- RECORDS TO USE:
--------
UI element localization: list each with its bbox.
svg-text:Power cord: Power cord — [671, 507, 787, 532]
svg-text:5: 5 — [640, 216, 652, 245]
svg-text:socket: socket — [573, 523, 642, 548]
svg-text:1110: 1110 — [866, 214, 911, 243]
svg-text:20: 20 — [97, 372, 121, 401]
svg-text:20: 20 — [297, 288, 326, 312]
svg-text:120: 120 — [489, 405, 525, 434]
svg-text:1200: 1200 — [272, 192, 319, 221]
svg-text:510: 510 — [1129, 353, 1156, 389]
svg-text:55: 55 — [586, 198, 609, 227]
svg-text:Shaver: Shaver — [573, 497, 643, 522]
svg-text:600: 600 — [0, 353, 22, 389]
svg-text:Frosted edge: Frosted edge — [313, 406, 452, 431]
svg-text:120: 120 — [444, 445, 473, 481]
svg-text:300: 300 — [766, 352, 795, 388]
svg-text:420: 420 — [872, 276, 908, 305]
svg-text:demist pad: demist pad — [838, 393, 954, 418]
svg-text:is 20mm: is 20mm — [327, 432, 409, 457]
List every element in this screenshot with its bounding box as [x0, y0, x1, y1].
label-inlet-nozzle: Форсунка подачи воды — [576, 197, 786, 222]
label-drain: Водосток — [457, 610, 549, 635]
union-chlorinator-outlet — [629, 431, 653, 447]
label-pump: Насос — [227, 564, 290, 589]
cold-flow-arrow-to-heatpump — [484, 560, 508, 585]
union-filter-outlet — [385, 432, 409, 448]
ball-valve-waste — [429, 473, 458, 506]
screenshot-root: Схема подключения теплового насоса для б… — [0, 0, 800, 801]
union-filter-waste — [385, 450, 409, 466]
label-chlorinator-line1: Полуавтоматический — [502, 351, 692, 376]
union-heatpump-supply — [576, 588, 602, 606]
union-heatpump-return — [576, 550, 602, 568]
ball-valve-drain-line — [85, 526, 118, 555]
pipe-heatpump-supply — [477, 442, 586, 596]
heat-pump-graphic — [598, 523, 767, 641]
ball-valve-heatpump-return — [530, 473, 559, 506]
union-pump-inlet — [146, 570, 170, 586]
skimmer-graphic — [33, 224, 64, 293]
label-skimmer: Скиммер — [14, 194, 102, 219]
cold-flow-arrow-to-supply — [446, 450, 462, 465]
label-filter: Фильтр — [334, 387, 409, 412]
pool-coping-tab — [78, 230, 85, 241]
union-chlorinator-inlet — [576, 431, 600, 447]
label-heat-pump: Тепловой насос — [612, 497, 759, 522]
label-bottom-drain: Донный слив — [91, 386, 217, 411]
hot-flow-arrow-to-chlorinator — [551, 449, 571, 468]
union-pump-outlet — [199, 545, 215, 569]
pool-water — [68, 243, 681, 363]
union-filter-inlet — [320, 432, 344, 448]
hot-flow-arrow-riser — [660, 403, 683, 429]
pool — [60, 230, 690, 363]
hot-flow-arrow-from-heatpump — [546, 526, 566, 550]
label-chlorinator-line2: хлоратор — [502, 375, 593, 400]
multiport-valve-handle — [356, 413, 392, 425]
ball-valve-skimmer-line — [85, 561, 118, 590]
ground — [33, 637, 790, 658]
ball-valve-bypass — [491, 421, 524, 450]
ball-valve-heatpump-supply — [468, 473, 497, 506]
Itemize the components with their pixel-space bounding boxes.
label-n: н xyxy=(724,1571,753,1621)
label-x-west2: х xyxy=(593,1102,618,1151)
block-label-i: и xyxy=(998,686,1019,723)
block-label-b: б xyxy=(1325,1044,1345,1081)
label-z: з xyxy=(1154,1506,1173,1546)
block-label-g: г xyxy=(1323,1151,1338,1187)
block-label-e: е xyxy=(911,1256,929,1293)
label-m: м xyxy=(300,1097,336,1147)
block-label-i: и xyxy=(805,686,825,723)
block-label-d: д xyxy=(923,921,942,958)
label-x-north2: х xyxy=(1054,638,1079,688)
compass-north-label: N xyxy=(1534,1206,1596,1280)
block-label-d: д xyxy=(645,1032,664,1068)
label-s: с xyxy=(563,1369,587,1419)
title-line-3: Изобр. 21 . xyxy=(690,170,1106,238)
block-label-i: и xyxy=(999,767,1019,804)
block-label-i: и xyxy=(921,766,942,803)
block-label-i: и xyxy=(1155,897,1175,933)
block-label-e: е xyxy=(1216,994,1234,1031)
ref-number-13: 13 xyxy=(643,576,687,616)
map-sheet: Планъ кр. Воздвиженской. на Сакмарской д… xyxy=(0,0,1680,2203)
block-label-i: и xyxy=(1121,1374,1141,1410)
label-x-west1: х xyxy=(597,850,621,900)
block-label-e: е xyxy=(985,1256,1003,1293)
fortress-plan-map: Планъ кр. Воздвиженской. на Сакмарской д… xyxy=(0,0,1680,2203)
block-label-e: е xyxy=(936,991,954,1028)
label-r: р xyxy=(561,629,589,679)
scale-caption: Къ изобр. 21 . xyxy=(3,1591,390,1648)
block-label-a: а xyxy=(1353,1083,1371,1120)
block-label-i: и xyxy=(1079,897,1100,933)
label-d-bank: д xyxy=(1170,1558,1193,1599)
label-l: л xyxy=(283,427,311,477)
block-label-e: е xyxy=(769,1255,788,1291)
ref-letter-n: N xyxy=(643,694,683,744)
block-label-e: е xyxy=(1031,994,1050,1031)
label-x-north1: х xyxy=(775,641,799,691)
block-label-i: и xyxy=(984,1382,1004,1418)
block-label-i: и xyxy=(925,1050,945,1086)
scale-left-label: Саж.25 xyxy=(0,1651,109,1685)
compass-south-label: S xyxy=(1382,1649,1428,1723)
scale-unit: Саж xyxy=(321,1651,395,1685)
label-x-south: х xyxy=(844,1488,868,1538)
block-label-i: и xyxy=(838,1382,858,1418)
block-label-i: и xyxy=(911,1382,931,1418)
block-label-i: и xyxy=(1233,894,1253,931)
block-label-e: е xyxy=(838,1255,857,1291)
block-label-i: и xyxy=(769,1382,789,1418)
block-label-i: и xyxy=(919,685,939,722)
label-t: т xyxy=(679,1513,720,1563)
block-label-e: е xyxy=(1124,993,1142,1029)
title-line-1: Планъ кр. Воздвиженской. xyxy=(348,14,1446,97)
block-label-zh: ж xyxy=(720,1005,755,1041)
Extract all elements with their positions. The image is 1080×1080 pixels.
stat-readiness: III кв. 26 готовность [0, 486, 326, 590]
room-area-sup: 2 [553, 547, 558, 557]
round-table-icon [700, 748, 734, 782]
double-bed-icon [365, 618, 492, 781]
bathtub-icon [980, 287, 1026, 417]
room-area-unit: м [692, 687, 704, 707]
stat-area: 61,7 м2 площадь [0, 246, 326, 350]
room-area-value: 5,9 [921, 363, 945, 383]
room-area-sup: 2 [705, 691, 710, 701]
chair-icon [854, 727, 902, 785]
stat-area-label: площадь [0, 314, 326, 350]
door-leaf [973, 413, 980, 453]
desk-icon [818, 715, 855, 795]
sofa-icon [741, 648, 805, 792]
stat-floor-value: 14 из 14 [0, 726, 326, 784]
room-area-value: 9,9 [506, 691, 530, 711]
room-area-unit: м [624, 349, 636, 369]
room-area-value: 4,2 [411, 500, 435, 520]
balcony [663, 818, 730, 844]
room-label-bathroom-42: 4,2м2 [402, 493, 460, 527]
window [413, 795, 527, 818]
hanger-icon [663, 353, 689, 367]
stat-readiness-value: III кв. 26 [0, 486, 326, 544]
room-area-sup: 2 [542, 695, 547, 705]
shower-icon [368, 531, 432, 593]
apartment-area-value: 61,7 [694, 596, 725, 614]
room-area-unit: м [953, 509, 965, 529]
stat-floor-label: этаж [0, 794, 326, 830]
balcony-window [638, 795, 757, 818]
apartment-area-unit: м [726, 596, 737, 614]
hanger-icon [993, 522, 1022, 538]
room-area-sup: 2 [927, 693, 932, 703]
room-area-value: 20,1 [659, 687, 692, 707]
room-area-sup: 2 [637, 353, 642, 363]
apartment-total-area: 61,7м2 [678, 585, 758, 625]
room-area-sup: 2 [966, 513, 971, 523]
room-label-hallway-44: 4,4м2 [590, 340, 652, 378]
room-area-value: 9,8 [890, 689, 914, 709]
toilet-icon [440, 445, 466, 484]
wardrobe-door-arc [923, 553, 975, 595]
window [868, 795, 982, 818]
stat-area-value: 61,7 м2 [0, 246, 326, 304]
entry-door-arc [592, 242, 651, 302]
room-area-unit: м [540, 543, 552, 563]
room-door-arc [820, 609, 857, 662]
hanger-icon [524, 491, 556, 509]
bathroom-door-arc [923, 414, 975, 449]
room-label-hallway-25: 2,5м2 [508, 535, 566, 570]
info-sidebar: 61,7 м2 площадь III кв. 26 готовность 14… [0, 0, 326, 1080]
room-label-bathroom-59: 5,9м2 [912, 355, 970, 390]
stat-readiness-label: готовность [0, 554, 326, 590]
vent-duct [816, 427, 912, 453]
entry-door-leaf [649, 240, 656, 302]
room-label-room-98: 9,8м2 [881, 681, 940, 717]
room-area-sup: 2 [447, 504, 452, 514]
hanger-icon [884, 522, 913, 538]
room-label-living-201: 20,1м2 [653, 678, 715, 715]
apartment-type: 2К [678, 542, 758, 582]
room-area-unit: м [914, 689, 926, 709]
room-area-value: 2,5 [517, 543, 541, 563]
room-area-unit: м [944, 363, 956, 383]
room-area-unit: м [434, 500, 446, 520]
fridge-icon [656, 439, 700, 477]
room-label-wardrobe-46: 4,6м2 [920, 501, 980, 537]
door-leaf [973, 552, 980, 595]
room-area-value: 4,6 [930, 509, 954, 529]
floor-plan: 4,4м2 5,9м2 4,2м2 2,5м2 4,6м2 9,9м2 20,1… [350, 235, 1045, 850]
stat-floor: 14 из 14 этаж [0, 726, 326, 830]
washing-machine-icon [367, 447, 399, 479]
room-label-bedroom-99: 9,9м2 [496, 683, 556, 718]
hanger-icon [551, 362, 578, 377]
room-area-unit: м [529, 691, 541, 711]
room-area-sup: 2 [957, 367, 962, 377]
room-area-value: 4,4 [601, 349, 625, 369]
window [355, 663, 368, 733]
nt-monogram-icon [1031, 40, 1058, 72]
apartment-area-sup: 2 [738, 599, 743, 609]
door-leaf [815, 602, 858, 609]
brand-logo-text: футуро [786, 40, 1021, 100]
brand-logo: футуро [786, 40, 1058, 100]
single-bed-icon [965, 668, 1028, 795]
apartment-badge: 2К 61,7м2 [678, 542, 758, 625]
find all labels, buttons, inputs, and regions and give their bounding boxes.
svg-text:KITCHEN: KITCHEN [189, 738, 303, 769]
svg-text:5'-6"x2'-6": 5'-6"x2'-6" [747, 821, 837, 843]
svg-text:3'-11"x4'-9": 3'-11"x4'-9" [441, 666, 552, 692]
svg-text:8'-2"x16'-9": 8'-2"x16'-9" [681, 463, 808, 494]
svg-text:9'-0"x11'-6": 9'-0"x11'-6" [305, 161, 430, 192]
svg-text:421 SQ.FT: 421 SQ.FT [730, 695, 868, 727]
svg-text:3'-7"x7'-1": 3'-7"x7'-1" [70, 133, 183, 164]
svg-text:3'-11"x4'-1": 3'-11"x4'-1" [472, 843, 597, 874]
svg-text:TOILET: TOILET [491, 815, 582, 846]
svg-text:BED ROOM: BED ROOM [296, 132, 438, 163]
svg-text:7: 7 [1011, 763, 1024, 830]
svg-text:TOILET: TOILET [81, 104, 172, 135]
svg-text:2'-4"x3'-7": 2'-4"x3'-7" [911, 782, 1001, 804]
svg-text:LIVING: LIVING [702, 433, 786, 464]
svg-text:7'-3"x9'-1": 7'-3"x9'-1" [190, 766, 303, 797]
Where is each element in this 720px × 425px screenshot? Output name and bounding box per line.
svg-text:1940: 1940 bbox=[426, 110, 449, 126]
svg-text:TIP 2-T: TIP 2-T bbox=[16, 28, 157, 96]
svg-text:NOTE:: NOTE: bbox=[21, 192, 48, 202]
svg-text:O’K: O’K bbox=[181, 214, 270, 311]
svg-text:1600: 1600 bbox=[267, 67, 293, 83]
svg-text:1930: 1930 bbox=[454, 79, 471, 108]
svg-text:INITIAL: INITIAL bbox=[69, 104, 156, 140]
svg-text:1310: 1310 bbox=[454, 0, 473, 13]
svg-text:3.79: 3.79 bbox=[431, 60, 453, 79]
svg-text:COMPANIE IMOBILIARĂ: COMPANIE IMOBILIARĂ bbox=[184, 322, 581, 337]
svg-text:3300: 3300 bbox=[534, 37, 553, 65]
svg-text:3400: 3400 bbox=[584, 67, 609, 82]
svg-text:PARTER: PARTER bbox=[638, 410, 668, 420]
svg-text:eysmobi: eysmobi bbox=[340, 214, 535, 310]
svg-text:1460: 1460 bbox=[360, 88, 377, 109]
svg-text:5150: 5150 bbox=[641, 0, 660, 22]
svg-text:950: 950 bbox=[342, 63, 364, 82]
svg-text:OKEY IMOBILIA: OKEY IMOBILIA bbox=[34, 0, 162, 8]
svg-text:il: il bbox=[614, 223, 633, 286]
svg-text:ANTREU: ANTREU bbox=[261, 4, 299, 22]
--------
- WHAT TO PRODUCE: Return, unchanged, the stretch of the data that opens with its very first line and closes with the line containing "svg-text:510: 510 — [1129, 353, 1156, 389]", including both of those lines.

- RESULT OF THE EXERCISE:
UI element localization: list each with its bbox.
svg-text:Power cord: Power cord — [671, 507, 787, 532]
svg-text:5: 5 — [640, 216, 652, 245]
svg-text:socket: socket — [573, 523, 642, 548]
svg-text:1110: 1110 — [866, 214, 911, 243]
svg-text:20: 20 — [97, 372, 121, 401]
svg-text:20: 20 — [297, 288, 326, 312]
svg-text:120: 120 — [489, 405, 525, 434]
svg-text:1200: 1200 — [272, 192, 319, 221]
svg-text:510: 510 — [1129, 353, 1156, 389]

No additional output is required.